## Assigned task
Only one number is expected here, namely how many lines of the entries below hold the string "Auricular".

## Task material
******************************
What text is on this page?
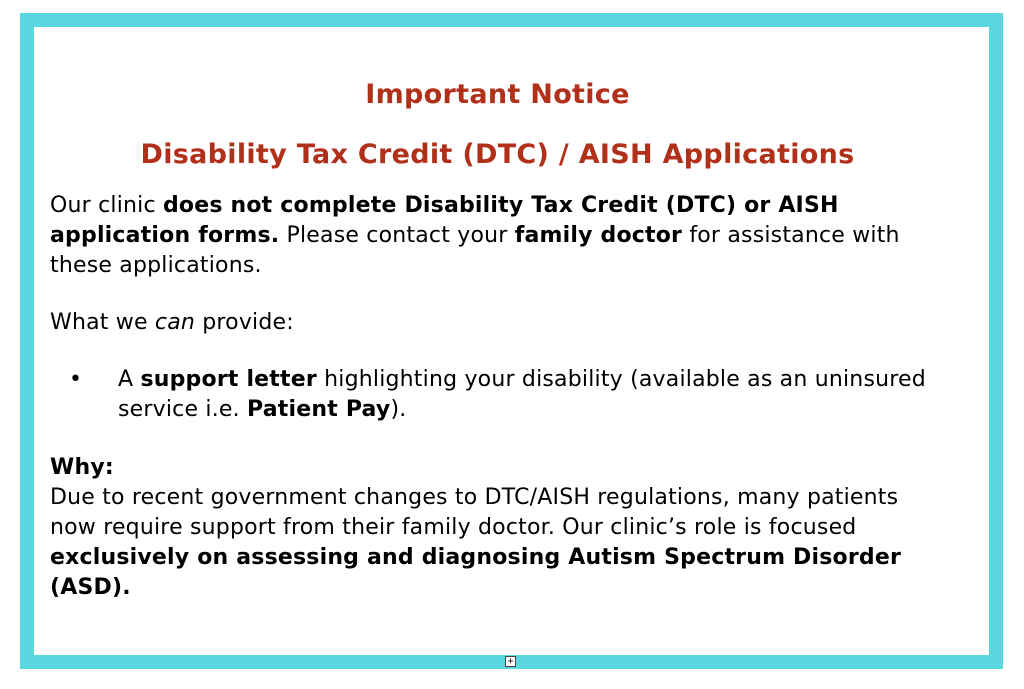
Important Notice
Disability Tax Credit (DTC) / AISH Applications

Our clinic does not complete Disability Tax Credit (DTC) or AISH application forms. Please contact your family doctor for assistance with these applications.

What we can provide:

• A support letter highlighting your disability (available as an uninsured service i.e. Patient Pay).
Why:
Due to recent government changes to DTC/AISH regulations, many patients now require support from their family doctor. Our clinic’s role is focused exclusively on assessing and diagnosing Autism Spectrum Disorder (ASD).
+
******************************
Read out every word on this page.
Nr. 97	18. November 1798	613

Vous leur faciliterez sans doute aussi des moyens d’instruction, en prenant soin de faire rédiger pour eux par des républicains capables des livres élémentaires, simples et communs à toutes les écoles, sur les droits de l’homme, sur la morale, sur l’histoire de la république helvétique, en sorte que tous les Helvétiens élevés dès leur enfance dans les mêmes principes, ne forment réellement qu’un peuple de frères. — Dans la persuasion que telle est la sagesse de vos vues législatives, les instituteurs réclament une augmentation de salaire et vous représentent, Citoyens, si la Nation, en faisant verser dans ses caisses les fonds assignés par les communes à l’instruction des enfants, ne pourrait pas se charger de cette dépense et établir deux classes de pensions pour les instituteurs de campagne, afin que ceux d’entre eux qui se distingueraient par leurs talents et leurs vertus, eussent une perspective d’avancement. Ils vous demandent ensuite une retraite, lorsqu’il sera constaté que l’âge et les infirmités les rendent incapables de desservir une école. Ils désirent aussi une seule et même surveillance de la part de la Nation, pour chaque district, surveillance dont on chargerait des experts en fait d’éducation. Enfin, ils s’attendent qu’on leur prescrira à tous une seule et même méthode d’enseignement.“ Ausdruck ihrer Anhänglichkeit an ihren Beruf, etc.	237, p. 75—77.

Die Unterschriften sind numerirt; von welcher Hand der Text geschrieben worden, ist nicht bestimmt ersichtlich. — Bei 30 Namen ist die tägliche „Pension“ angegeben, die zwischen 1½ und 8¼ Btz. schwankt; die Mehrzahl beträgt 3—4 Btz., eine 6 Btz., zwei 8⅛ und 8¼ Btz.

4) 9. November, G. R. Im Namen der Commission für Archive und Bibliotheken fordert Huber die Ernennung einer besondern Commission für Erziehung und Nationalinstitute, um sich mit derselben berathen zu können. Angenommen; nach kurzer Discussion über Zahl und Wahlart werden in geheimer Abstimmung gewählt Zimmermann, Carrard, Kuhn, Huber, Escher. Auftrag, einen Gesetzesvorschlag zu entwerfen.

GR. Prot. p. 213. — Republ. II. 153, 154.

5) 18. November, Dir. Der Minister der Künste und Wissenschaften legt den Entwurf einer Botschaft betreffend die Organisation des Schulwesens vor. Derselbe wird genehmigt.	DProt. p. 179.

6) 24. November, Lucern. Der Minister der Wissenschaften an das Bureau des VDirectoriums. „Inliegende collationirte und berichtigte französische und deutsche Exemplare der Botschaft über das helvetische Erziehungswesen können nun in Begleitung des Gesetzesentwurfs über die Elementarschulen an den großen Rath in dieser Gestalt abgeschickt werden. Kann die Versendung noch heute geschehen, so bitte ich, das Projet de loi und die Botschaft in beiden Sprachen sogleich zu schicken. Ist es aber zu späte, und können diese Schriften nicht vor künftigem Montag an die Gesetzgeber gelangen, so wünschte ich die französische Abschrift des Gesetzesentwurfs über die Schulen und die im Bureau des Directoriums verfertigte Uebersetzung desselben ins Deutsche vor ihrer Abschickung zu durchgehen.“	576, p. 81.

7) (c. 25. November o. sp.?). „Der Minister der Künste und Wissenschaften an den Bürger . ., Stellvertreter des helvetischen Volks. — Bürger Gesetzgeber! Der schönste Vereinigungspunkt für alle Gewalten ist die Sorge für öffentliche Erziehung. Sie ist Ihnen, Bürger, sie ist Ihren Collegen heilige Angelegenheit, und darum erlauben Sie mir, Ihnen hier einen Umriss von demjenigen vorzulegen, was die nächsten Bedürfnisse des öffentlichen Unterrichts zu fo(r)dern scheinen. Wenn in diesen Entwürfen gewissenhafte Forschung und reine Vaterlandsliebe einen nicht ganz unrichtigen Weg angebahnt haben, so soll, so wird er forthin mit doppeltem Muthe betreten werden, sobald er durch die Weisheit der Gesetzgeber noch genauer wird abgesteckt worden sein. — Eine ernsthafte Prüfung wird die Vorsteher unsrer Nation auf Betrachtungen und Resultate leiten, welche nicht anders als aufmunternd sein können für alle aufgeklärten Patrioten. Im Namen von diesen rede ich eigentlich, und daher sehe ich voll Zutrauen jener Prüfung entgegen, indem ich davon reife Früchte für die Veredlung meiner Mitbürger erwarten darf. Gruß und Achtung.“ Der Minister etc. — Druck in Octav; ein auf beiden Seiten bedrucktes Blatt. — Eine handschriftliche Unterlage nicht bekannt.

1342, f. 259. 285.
******************************
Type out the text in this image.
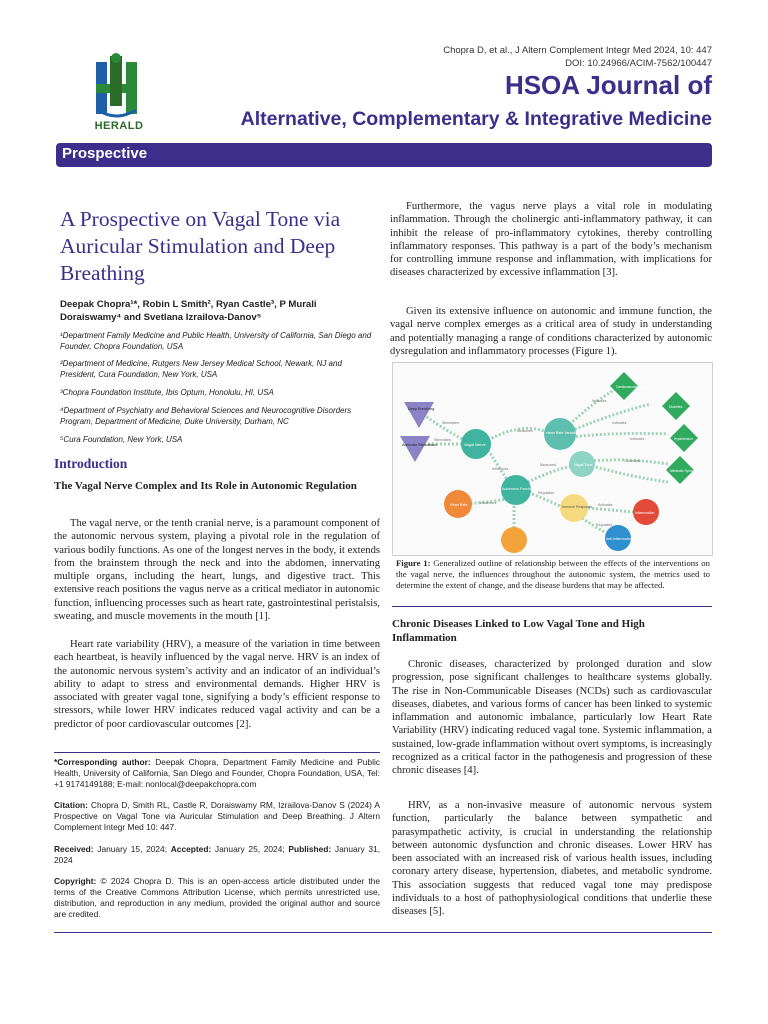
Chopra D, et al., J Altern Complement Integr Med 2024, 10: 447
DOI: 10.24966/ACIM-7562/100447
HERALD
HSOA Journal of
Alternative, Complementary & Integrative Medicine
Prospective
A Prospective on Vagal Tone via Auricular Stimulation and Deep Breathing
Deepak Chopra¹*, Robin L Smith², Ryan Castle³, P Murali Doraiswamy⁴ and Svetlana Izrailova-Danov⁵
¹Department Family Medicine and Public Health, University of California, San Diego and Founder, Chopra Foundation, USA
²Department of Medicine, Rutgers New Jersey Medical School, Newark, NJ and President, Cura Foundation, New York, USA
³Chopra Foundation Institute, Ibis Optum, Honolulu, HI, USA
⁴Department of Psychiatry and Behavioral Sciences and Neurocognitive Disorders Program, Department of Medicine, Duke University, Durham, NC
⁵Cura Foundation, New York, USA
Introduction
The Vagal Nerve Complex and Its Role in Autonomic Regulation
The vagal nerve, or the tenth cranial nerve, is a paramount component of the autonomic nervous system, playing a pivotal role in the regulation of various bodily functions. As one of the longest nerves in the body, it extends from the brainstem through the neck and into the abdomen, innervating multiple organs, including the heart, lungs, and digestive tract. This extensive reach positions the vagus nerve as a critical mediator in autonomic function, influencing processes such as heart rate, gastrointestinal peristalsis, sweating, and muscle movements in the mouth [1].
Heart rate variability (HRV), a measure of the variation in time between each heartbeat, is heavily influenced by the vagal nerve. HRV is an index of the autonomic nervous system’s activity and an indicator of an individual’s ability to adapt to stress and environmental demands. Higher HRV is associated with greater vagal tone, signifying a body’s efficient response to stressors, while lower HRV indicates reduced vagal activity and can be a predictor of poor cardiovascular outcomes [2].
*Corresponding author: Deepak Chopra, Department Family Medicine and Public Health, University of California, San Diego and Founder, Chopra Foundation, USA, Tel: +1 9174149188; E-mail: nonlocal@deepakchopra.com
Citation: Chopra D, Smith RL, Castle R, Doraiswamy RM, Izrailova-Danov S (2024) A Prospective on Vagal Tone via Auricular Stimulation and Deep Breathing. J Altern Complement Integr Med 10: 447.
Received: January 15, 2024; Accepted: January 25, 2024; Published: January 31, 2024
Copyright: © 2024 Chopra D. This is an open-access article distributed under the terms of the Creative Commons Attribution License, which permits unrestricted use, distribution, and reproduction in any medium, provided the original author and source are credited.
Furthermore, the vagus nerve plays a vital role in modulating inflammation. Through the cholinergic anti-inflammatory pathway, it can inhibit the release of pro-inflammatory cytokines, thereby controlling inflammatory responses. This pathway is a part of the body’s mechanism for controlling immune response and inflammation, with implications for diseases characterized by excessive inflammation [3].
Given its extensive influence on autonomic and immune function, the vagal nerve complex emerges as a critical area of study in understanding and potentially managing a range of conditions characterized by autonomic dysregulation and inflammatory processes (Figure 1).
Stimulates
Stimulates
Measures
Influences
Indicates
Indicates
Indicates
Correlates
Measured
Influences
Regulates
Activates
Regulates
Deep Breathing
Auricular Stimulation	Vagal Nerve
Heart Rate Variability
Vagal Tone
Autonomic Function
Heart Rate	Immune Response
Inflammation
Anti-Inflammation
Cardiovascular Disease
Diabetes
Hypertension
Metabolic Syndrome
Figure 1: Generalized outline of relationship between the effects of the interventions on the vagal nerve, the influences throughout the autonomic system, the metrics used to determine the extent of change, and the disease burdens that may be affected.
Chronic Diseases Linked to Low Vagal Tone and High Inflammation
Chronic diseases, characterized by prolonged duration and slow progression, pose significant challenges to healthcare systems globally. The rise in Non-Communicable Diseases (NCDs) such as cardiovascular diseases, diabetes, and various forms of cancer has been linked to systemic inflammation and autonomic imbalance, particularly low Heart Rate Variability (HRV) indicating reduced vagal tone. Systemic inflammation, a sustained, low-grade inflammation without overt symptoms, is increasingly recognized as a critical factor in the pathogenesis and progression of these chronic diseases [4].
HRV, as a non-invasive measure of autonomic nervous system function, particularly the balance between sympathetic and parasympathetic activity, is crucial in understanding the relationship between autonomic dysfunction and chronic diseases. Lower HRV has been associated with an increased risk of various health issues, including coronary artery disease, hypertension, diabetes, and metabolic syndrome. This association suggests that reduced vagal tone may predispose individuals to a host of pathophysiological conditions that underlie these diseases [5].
******************************
## Solution for this problem
3